▶ **Exercise details**: State how many lines of the entries hold the string "average". Reply with the number alone.

▶ **Stored records**:
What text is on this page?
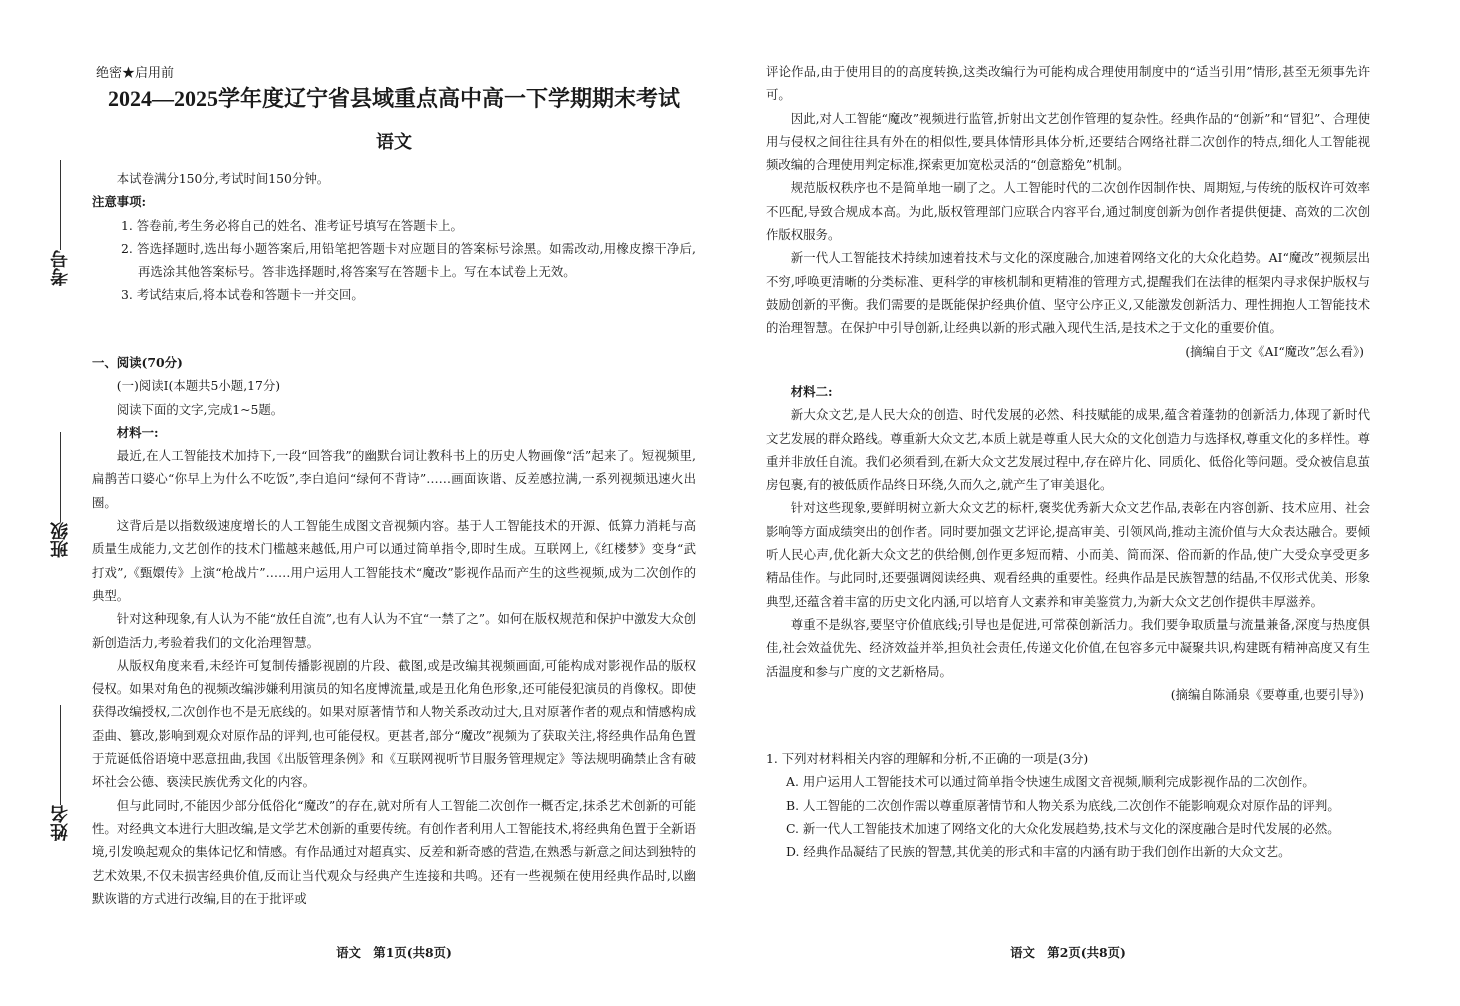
考号
班级
姓名
绝密★启用前
2024—2025学年度辽宁省县域重点高中高一下学期期末考试
语文

本试卷满分150分,考试时间150分钟。

注意事项:

1. 答卷前,考生务必将自己的姓名、准考证号填写在答题卡上。

2. 答选择题时,选出每小题答案后,用铅笔把答题卡对应题目的答案标号涂黑。如需改动,用橡皮擦干净后,再选涂其他答案标号。答非选择题时,将答案写在答题卡上。写在本试卷上无效。

3. 考试结束后,将本试卷和答题卡一并交回。

一、阅读(70分)

(一)阅读Ⅰ(本题共5小题,17分)

阅读下面的文字,完成1~5题。

材料一:

最近,在人工智能技术加持下,一段“回答我”的幽默台词让教科书上的历史人物画像“活”起来了。短视频里,扁鹊苦口婆心“你早上为什么不吃饭”,李白追问“绿何不背诗”……画面诙谐、反差感拉满,一系列视频迅速火出圈。

这背后是以指数级速度增长的人工智能生成图文音视频内容。基于人工智能技术的开源、低算力消耗与高质量生成能力,文艺创作的技术门槛越来越低,用户可以通过简单指令,即时生成。互联网上,《红楼梦》变身“武打戏”,《甄嬛传》上演“枪战片”……用户运用人工智能技术“魔改”影视作品而产生的这些视频,成为二次创作的典型。

针对这种现象,有人认为不能“放任自流”,也有人认为不宜“一禁了之”。如何在版权规范和保护中激发大众创新创造活力,考验着我们的文化治理智慧。

从版权角度来看,未经许可复制传播影视剧的片段、截图,或是改编其视频画面,可能构成对影视作品的版权侵权。如果对角色的视频改编涉嫌利用演员的知名度博流量,或是丑化角色形象,还可能侵犯演员的肖像权。即使获得改编授权,二次创作也不是无底线的。如果对原著情节和人物关系改动过大,且对原著作者的观点和情感构成歪曲、篡改,影响到观众对原作品的评判,也可能侵权。更甚者,部分“魔改”视频为了获取关注,将经典作品角色置于荒诞低俗语境中恶意扭曲,我国《出版管理条例》和《互联网视听节目服务管理规定》等法规明确禁止含有破坏社会公德、亵渎民族优秀文化的内容。

但与此同时,不能因少部分低俗化“魔改”的存在,就对所有人工智能二次创作一概否定,抹杀艺术创新的可能性。对经典文本进行大胆改编,是文学艺术创新的重要传统。有创作者利用人工智能技术,将经典角色置于全新语境,引发唤起观众的集体记忆和情感。有作品通过对超真实、反差和新奇感的营造,在熟悉与新意之间达到独特的艺术效果,不仅未损害经典价值,反而让当代观众与经典产生连接和共鸣。还有一些视频在使用经典作品时,以幽默诙谐的方式进行改编,目的在于批评或

语文　第1页(共8页)

评论作品,由于使用目的的高度转换,这类改编行为可能构成合理使用制度中的“适当引用”情形,甚至无须事先许可。

因此,对人工智能“魔改”视频进行监管,折射出文艺创作管理的复杂性。经典作品的“创新”和“冒犯”、合理使用与侵权之间往往具有外在的相似性,要具体情形具体分析,还要结合网络社群二次创作的特点,细化人工智能视频改编的合理使用判定标准,探索更加宽松灵活的“创意豁免”机制。

规范版权秩序也不是简单地一刷了之。人工智能时代的二次创作因制作快、周期短,与传统的版权许可效率不匹配,导致合规成本高。为此,版权管理部门应联合内容平台,通过制度创新为创作者提供便捷、高效的二次创作版权服务。

新一代人工智能技术持续加速着技术与文化的深度融合,加速着网络文化的大众化趋势。AI“魔改”视频层出不穷,呼唤更清晰的分类标准、更科学的审核机制和更精准的管理方式,提醒我们在法律的框架内寻求保护版权与鼓励创新的平衡。我们需要的是既能保护经典价值、坚守公序正义,又能激发创新活力、理性拥抱人工智能技术的治理智慧。在保护中引导创新,让经典以新的形式融入现代生活,是技术之于文化的重要价值。

(摘编自于文《AI“魔改”怎么看》)

材料二:

新大众文艺,是人民大众的创造、时代发展的必然、科技赋能的成果,蕴含着蓬勃的创新活力,体现了新时代文艺发展的群众路线。尊重新大众文艺,本质上就是尊重人民大众的文化创造力与选择权,尊重文化的多样性。尊重并非放任自流。我们必须看到,在新大众文艺发展过程中,存在碎片化、同质化、低俗化等问题。受众被信息茧房包裹,有的被低质作品终日环绕,久而久之,就产生了审美退化。

针对这些现象,要鲜明树立新大众文艺的标杆,褒奖优秀新大众文艺作品,表彰在内容创新、技术应用、社会影响等方面成绩突出的创作者。同时要加强文艺评论,提高审美、引领风尚,推动主流价值与大众表达融合。要倾听人民心声,优化新大众文艺的供给侧,创作更多短而精、小而美、简而深、俗而新的作品,使广大受众享受更多精品佳作。与此同时,还要强调阅读经典、观看经典的重要性。经典作品是民族智慧的结晶,不仅形式优美、形象典型,还蕴含着丰富的历史文化内涵,可以培育人文素养和审美鉴赏力,为新大众文艺创作提供丰厚滋养。

尊重不是纵容,要坚守价值底线;引导也是促进,可常葆创新活力。我们要争取质量与流量兼备,深度与热度俱佳,社会效益优先、经济效益并举,担负社会责任,传递文化价值,在包容多元中凝聚共识,构建既有精神高度又有生活温度和参与广度的文艺新格局。

(摘编自陈涌泉《要尊重,也要引导》)

1. 下列对材料相关内容的理解和分析,不正确的一项是(3分)

A. 用户运用人工智能技术可以通过简单指令快速生成图文音视频,顺利完成影视作品的二次创作。

B. 人工智能的二次创作需以尊重原著情节和人物关系为底线,二次创作不能影响观众对原作品的评判。

C. 新一代人工智能技术加速了网络文化的大众化发展趋势,技术与文化的深度融合是时代发展的必然。

D. 经典作品凝结了民族的智慧,其优美的形式和丰富的内涵有助于我们创作出新的大众文艺。

语文　第2页(共8页)
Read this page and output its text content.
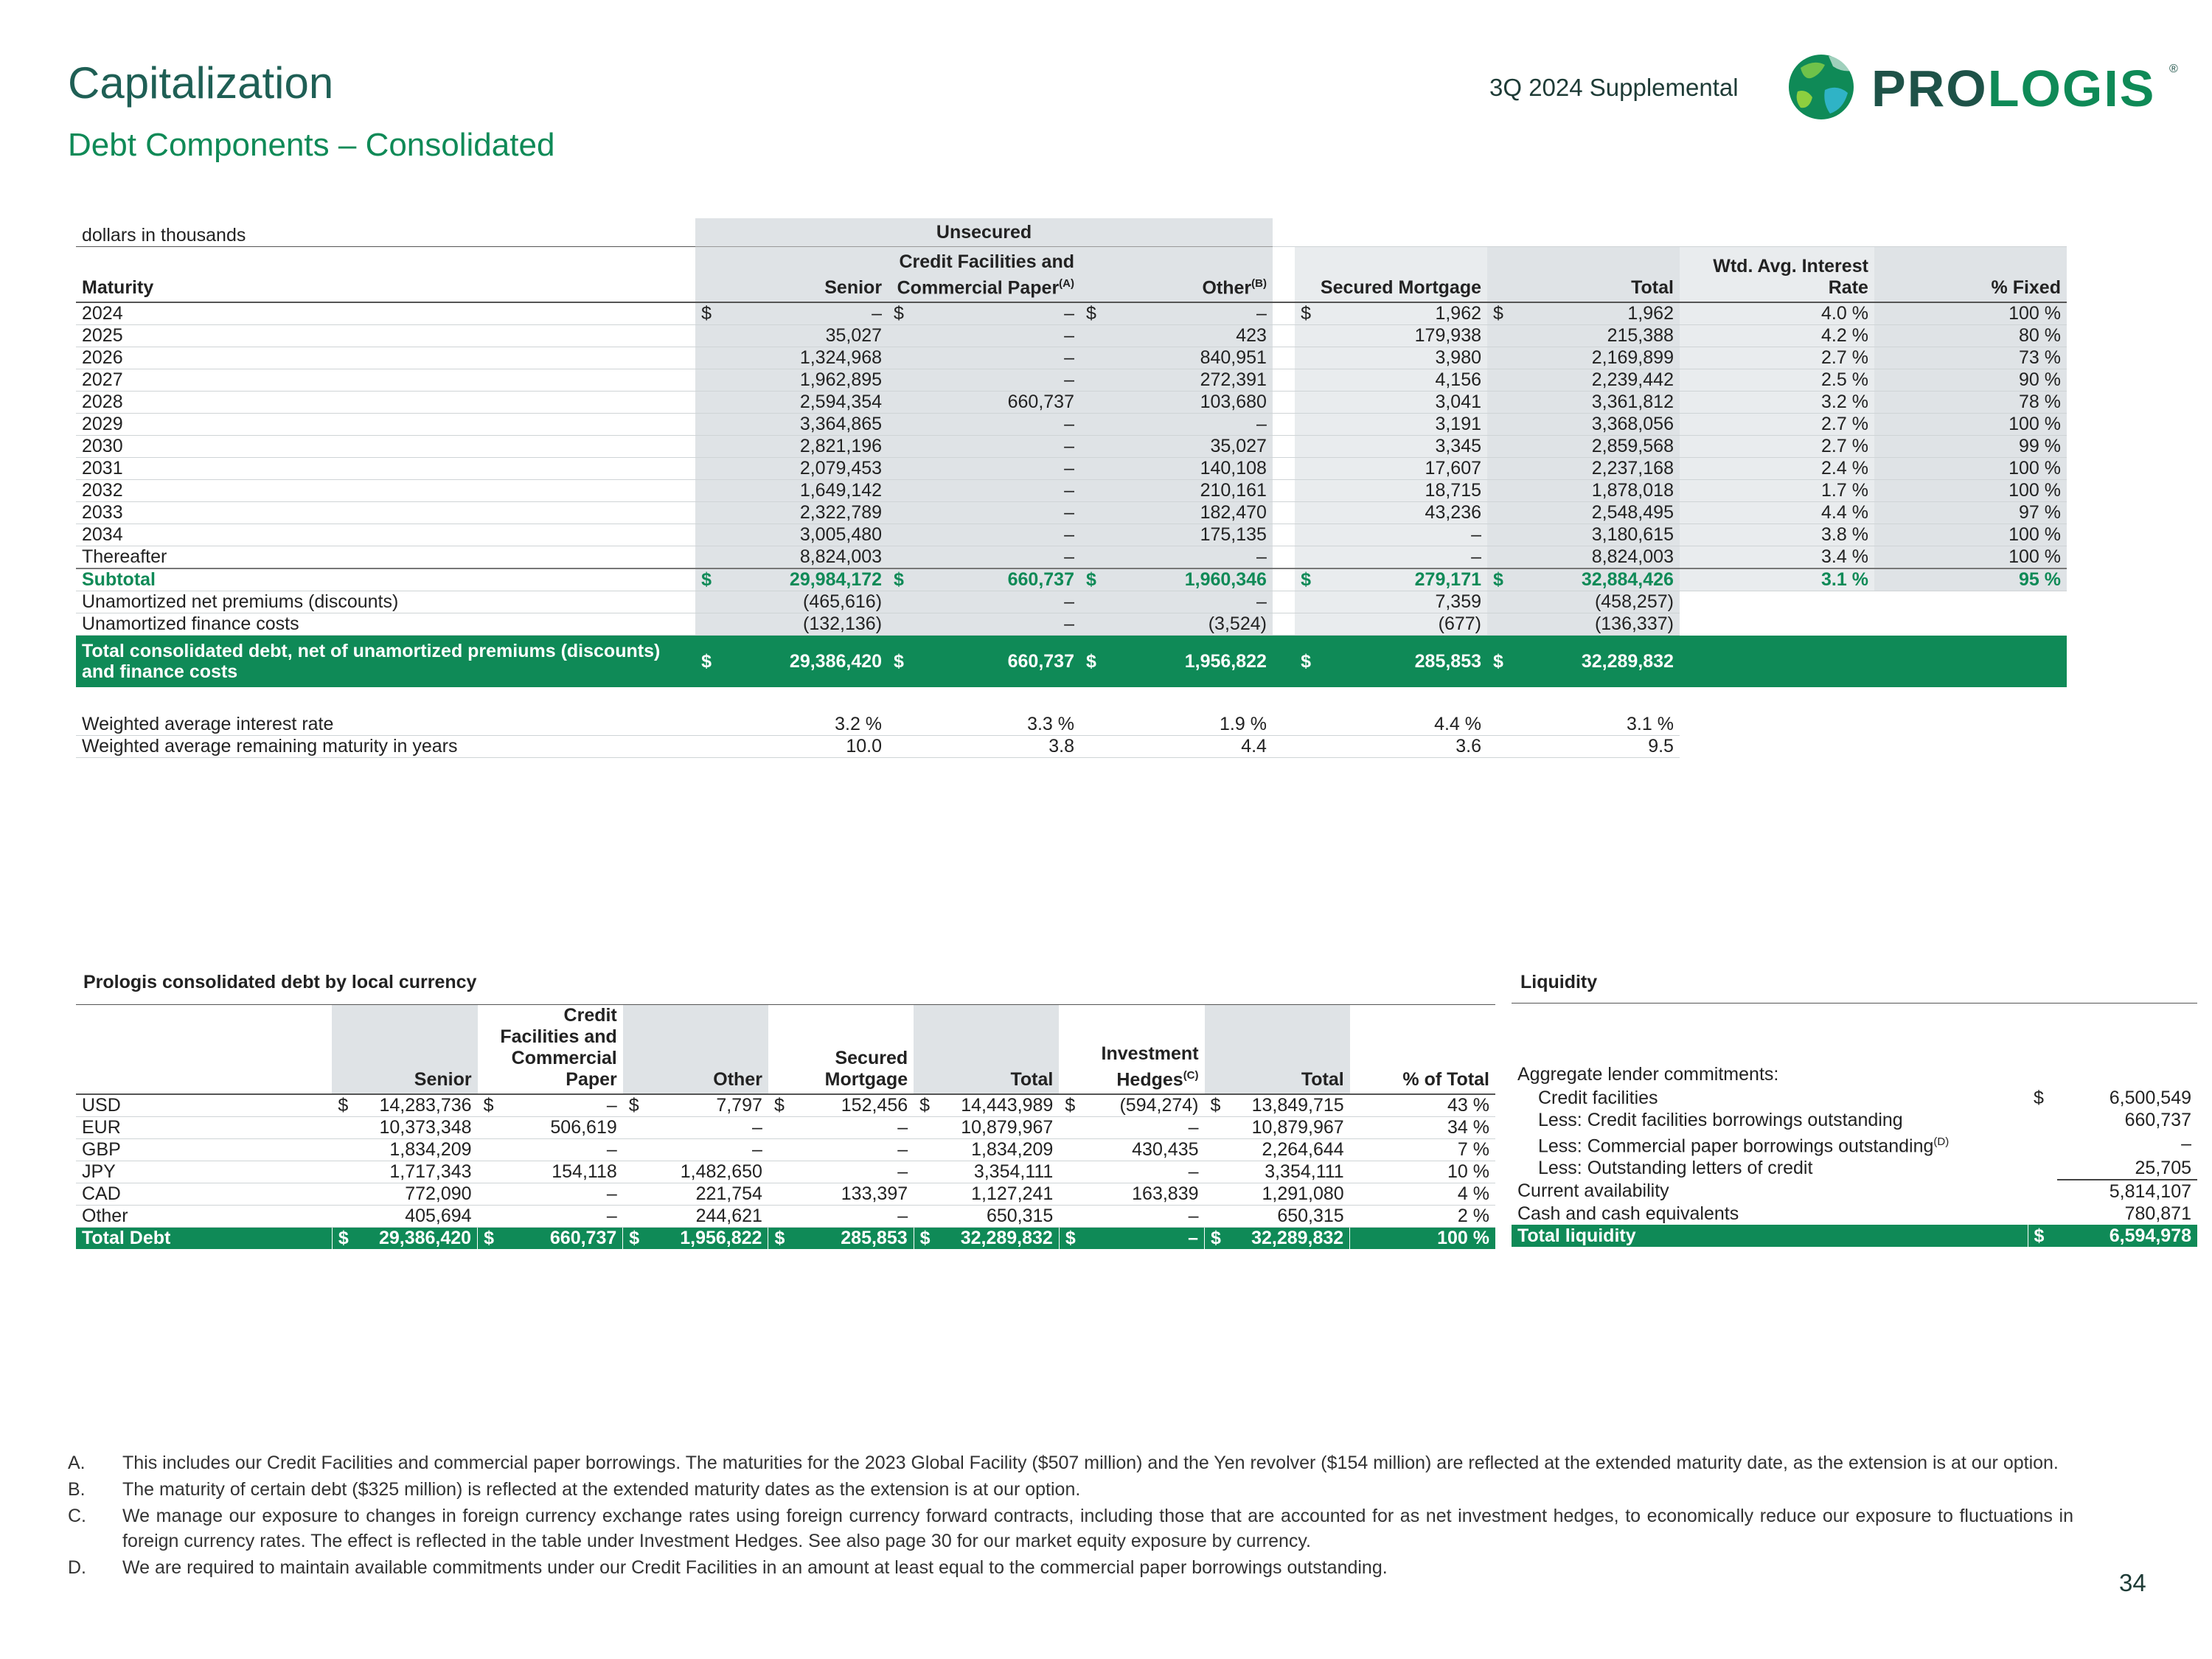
Capitalization
Debt Components – Consolidated
3Q 2024 Supplemental	PROLOGIS ®
dollars in thousands	Unsecured												
Maturity	Senior		Credit Facilities and Commercial Paper$^{(A)}$		Other$^{(B)}$			Secured Mortgage		Total		Wtd. Avg. Interest Rate	% Fixed
2024	$	–	$	–	$	–		$	1,962	$	1,962	4.0 %	100 %
2025		35,027		–		423			179,938		215,388	4.2 %	80 %
2026		1,324,968		–		840,951			3,980		2,169,899	2.7 %	73 %
2027		1,962,895		–		272,391			4,156		2,239,442	2.5 %	90 %
2028		2,594,354		660,737		103,680			3,041		3,361,812	3.2 %	78 %
2029		3,364,865		–		–			3,191		3,368,056	2.7 %	100 %
2030		2,821,196		–		35,027			3,345		2,859,568	2.7 %	99 %
2031		2,079,453		–		140,108			17,607		2,237,168	2.4 %	100 %
2032		1,649,142		–		210,161			18,715		1,878,018	1.7 %	100 %
2033		2,322,789		–		182,470			43,236		2,548,495	4.4 %	97 %
2034		3,005,480		–		175,135			–		3,180,615	3.8 %	100 %
Thereafter		8,824,003		–		–			–		8,824,003	3.4 %	100 %
Subtotal	$	29,984,172	$	660,737	$	1,960,346		$	279,171	$	32,884,426	3.1 %	95 %
Unamortized net premiums (discounts)		(465,616)		–		–			7,359		(458,257)		
Unamortized finance costs		(132,136)		–		(3,524)			(677)		(136,337)		
Total consolidated debt, net of unamortized premiums (discounts) and finance costs	$	29,386,420	$	660,737	$	1,956,822		$	285,853	$	32,289,832		

Weighted average interest rate		3.2 %		3.3 %		1.9 %			4.4 %		3.1 %		
Weighted average remaining maturity in years		10.0		3.8		4.4			3.6		9.5		
Prologis consolidated debt by local currency

	Senior	Credit Facilities and Commercial Paper	Other	Secured Mortgage	Total	Investment Hedges$^{(C)}$	Total	% of Total
USD	$ 14,283,736	$ –	$ 7,797	$ 152,456	$ 14,443,989	$ (594,274)	$ 13,849,715	43 %
EUR	10,373,348	506,619	–	–	10,879,967	–	10,879,967	34 %
GBP	1,834,209	–	–	–	1,834,209	430,435	2,264,644	7 %
JPY	1,717,343	154,118	1,482,650	–	3,354,111	–	3,354,111	10 %
CAD	772,090	–	221,754	133,397	1,127,241	163,839	1,291,080	4 %
Other	405,694	–	244,621	–	650,315	–	650,315	2 %
Total Debt	$ 29,386,420	$ 660,737	$ 1,956,822	$ 285,853	$ 32,289,832	$ –	$ 32,289,832	100 %
Liquidity
Aggregate lender commitments:		
Credit facilities	$	6,500,549
Less: Credit facilities borrowings outstanding		660,737
Less: Commercial paper borrowings outstanding$^{(D)}$		–
Less: Outstanding letters of credit		25,705
Current availability		5,814,107
Cash and cash equivalents		780,871
Total liquidity	$	6,594,978
A.	This includes our Credit Facilities and commercial paper borrowings. The maturities for the 2023 Global Facility ($507 million) and the Yen revolver ($154 million) are reflected at the extended maturity date, as the extension is at our option.
B.	The maturity of certain debt ($325 million) is reflected at the extended maturity dates as the extension is at our option.
C.	We manage our exposure to changes in foreign currency exchange rates using foreign currency forward contracts, including those that are accounted for as net investment hedges, to economically reduce our exposure to fluctuations in foreign currency rates. The effect is reflected in the table under Investment Hedges. See also page 30 for our market equity exposure by currency.
D.	We are required to maintain available commitments under our Credit Facilities in an amount at least equal to the commercial paper borrowings outstanding.
34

▶ **In response**: 2